• What is being asked:
Copy out the listing that follows, exactly, without its pictures.

-- START --

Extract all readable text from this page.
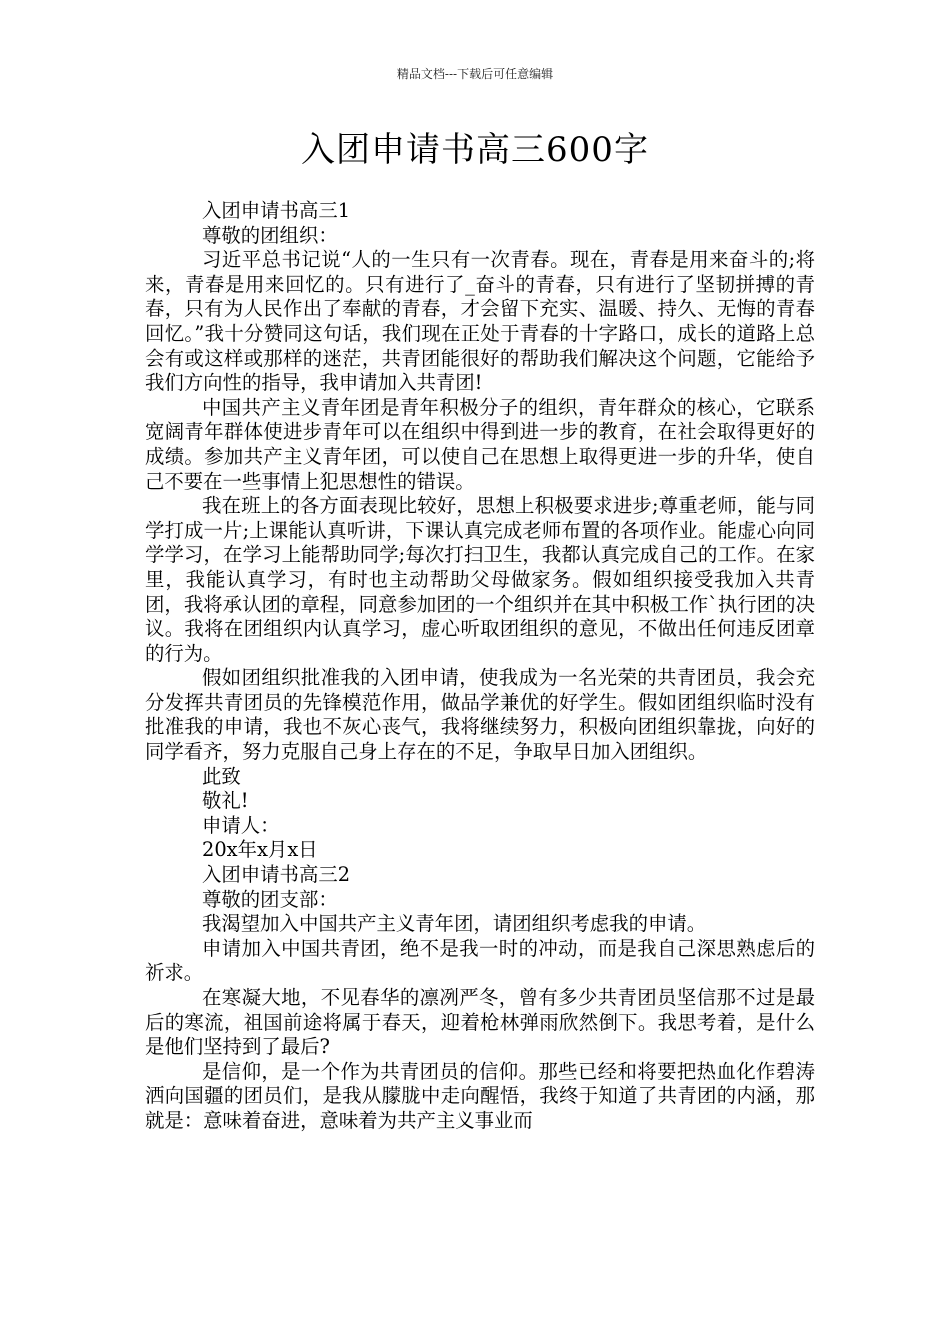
精品文档---下载后可任意编辑
入团申请书高三600字

入团申请书高三1

尊敬的团组织：

习近平总书记说“人的一生只有一次青春。现在，青春是用来奋斗的;将来，青春是用来回忆的。只有进行了_奋斗的青春，只有进行了坚韧拼搏的青春，只有为人民作出了奉献的青春，才会留下充实、温暖、持久、无悔的青春回忆。”我十分赞同这句话，我们现在正处于青春的十字路口，成长的道路上总会有或这样或那样的迷茫，共青团能很好的帮助我们解决这个问题，它能给予我们方向性的指导，我申请加入共青团!

中国共产主义青年团是青年积极分子的组织，青年群众的核心，它联系宽阔青年群体使进步青年可以在组织中得到进一步的教育，在社会取得更好的成绩。参加共产主义青年团，可以使自己在思想上取得更进一步的升华，使自己不要在一些事情上犯思想性的错误。

我在班上的各方面表现比较好，思想上积极要求进步;尊重老师，能与同学打成一片;上课能认真听讲，下课认真完成老师布置的各项作业。能虚心向同学学习，在学习上能帮助同学;每次打扫卫生，我都认真完成自己的工作。在家里，我能认真学习，有时也主动帮助父母做家务。假如组织接受我加入共青团，我将承认团的章程，同意参加团的一个组织并在其中积极工作`执行团的决议。我将在团组织内认真学习，虚心听取团组织的意见，不做出任何违反团章的行为。

假如团组织批准我的入团申请，使我成为一名光荣的共青团员，我会充分发挥共青团员的先锋模范作用，做品学兼优的好学生。假如团组织临时没有批准我的申请，我也不灰心丧气，我将继续努力，积极向团组织靠拢，向好的同学看齐，努力克服自己身上存在的不足，争取早日加入团组织。

此致

敬礼!

申请人：

20x年x月x日

入团申请书高三2

尊敬的团支部：

我渴望加入中国共产主义青年团，请团组织考虑我的申请。

申请加入中国共青团，绝不是我一时的冲动，而是我自己深思熟虑后的祈求。

在寒凝大地，不见春华的凛冽严冬，曾有多少共青团员坚信那不过是最后的寒流，祖国前途将属于春天，迎着枪林弹雨欣然倒下。我思考着，是什么是他们坚持到了最后?

是信仰，是一个作为共青团员的信仰。那些已经和将要把热血化作碧涛洒向国疆的团员们，是我从朦胧中走向醒悟，我终于知道了共青团的内涵，那就是：意味着奋进，意味着为共产主义事业而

-- END --

• Response:
Extract all readable text from this page.
精品文档---下载后可任意编辑
入团申请书高三600字

入团申请书高三1

尊敬的团组织：

习近平总书记说“人的一生只有一次青春。现在，青春是用来奋斗的;将来，青春是用来回忆的。只有进行了_奋斗的青春，只有进行了坚韧拼搏的青春，只有为人民作出了奉献的青春，才会留下充实、温暖、持久、无悔的青春回忆。”我十分赞同这句话，我们现在正处于青春的十字路口，成长的道路上总会有或这样或那样的迷茫，共青团能很好的帮助我们解决这个问题，它能给予我们方向性的指导，我申请加入共青团!

中国共产主义青年团是青年积极分子的组织，青年群众的核心，它联系宽阔青年群体使进步青年可以在组织中得到进一步的教育，在社会取得更好的成绩。参加共产主义青年团，可以使自己在思想上取得更进一步的升华，使自己不要在一些事情上犯思想性的错误。

我在班上的各方面表现比较好，思想上积极要求进步;尊重老师，能与同学打成一片;上课能认真听讲，下课认真完成老师布置的各项作业。能虚心向同学学习，在学习上能帮助同学;每次打扫卫生，我都认真完成自己的工作。在家里，我能认真学习，有时也主动帮助父母做家务。假如组织接受我加入共青团，我将承认团的章程，同意参加团的一个组织并在其中积极工作`执行团的决议。我将在团组织内认真学习，虚心听取团组织的意见，不做出任何违反团章的行为。

假如团组织批准我的入团申请，使我成为一名光荣的共青团员，我会充分发挥共青团员的先锋模范作用，做品学兼优的好学生。假如团组织临时没有批准我的申请，我也不灰心丧气，我将继续努力，积极向团组织靠拢，向好的同学看齐，努力克服自己身上存在的不足，争取早日加入团组织。

此致

敬礼!

申请人：

20x年x月x日

入团申请书高三2

尊敬的团支部：

我渴望加入中国共产主义青年团，请团组织考虑我的申请。

申请加入中国共青团，绝不是我一时的冲动，而是我自己深思熟虑后的祈求。

在寒凝大地，不见春华的凛冽严冬，曾有多少共青团员坚信那不过是最后的寒流，祖国前途将属于春天，迎着枪林弹雨欣然倒下。我思考着，是什么是他们坚持到了最后?

是信仰，是一个作为共青团员的信仰。那些已经和将要把热血化作碧涛洒向国疆的团员们，是我从朦胧中走向醒悟，我终于知道了共青团的内涵，那就是：意味着奋进，意味着为共产主义事业而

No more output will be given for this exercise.